Given instruction:
Your task is to copy the material exactly.

Material to process:

________________

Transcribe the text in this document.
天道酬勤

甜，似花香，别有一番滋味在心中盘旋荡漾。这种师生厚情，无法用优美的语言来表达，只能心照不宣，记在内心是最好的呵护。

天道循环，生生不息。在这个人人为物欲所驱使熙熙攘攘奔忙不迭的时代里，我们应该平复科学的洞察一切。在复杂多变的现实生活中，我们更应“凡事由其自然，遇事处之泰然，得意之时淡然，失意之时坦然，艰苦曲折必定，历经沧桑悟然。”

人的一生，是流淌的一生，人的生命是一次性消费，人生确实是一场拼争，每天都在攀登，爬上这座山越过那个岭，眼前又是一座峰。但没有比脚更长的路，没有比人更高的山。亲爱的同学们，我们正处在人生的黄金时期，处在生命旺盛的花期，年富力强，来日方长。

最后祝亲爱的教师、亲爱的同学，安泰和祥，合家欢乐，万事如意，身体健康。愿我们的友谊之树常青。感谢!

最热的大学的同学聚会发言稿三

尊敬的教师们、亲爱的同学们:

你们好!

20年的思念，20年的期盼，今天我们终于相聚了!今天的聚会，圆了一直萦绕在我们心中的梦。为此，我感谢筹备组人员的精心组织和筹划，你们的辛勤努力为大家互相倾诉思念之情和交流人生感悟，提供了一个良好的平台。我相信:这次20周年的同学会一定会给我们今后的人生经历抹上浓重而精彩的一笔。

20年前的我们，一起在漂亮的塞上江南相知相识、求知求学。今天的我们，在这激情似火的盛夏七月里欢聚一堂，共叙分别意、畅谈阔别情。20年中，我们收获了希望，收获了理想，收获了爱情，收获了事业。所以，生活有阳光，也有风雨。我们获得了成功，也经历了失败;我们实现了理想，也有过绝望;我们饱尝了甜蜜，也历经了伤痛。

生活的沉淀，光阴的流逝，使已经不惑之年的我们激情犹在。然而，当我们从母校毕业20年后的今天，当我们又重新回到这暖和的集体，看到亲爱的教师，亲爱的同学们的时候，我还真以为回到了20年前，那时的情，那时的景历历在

________________

Correct response:
Transcribe the text in this document.
天道酬勤

甜，似花香，别有一番滋味在心中盘旋荡漾。这种师生厚情，无法用优美的语言来表达，只能心照不宣，记在内心是最好的呵护。

天道循环，生生不息。在这个人人为物欲所驱使熙熙攘攘奔忙不迭的时代里，我们应该平复科学的洞察一切。在复杂多变的现实生活中，我们更应“凡事由其自然，遇事处之泰然，得意之时淡然，失意之时坦然，艰苦曲折必定，历经沧桑悟然。”

人的一生，是流淌的一生，人的生命是一次性消费，人生确实是一场拼争，每天都在攀登，爬上这座山越过那个岭，眼前又是一座峰。但没有比脚更长的路，没有比人更高的山。亲爱的同学们，我们正处在人生的黄金时期，处在生命旺盛的花期，年富力强，来日方长。

最后祝亲爱的教师、亲爱的同学，安泰和祥，合家欢乐，万事如意，身体健康。愿我们的友谊之树常青。感谢!

最热的大学的同学聚会发言稿三

尊敬的教师们、亲爱的同学们:

你们好!

20年的思念，20年的期盼，今天我们终于相聚了!今天的聚会，圆了一直萦绕在我们心中的梦。为此，我感谢筹备组人员的精心组织和筹划，你们的辛勤努力为大家互相倾诉思念之情和交流人生感悟，提供了一个良好的平台。我相信:这次20周年的同学会一定会给我们今后的人生经历抹上浓重而精彩的一笔。

20年前的我们，一起在漂亮的塞上江南相知相识、求知求学。今天的我们，在这激情似火的盛夏七月里欢聚一堂，共叙分别意、畅谈阔别情。20年中，我们收获了希望，收获了理想，收获了爱情，收获了事业。所以，生活有阳光，也有风雨。我们获得了成功，也经历了失败;我们实现了理想，也有过绝望;我们饱尝了甜蜜，也历经了伤痛。

生活的沉淀，光阴的流逝，使已经不惑之年的我们激情犹在。然而，当我们从母校毕业20年后的今天，当我们又重新回到这暖和的集体，看到亲爱的教师，亲爱的同学们的时候，我还真以为回到了20年前，那时的情，那时的景历历在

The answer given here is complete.